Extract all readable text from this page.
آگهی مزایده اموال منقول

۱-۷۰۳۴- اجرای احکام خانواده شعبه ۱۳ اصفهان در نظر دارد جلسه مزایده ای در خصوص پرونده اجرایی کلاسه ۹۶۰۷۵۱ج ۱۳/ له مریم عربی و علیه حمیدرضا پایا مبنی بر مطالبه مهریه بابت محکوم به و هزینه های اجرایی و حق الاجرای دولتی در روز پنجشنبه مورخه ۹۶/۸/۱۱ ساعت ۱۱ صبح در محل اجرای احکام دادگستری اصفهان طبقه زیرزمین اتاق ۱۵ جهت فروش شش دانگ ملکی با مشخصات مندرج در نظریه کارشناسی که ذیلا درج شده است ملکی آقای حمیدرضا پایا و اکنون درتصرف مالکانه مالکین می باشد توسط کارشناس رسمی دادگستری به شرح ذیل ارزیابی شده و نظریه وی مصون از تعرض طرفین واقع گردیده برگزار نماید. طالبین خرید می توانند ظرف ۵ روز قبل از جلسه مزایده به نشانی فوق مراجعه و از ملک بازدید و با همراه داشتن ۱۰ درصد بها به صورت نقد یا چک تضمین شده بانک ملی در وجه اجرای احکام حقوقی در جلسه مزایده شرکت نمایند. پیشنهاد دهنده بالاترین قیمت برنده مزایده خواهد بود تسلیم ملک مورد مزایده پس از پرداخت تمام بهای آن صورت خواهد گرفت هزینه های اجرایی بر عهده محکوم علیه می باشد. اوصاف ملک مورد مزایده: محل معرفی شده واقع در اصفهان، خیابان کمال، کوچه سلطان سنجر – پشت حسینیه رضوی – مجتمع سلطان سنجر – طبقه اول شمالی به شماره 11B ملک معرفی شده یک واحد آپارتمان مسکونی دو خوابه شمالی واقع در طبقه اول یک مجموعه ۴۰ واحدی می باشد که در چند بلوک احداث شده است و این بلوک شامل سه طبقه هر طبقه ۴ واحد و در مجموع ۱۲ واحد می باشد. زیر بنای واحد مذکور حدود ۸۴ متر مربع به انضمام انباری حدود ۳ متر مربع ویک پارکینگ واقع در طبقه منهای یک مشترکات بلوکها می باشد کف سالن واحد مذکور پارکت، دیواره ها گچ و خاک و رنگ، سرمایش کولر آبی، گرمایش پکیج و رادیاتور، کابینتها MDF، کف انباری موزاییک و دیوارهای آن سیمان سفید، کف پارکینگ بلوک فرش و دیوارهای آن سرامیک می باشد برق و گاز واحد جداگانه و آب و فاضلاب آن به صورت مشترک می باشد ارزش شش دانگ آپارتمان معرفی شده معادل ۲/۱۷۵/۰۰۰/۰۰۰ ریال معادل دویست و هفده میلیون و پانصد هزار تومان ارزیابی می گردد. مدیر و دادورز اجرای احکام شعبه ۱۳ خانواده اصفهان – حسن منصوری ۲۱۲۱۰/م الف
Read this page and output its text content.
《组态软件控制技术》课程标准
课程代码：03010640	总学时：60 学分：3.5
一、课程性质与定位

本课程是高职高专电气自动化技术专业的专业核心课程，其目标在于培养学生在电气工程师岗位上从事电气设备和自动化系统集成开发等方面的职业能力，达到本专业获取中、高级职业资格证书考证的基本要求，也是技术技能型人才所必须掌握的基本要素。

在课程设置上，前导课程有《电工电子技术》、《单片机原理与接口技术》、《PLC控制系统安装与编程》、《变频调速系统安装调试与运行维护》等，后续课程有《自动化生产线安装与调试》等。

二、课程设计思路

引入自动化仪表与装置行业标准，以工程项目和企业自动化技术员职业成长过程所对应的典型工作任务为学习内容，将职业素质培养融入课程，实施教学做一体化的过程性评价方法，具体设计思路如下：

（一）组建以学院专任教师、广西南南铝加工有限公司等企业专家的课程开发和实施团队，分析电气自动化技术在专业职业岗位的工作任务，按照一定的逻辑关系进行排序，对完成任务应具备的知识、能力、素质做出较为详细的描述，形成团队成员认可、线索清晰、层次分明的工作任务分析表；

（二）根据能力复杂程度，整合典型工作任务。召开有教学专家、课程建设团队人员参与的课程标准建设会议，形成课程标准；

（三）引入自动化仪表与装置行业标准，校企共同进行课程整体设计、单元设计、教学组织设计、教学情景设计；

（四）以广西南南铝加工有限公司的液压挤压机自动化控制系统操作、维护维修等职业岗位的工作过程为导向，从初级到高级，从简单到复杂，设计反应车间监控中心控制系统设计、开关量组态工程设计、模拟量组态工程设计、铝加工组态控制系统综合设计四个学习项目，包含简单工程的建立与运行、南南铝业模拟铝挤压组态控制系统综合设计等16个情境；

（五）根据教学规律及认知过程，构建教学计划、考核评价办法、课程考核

▬▬▬▬▬▬▬▬▬▬

Work to complete: Take each line of the material that contains the word "text" and list it.

Exercise response:
Extract all readable text from this page.
Read this page and output its text content.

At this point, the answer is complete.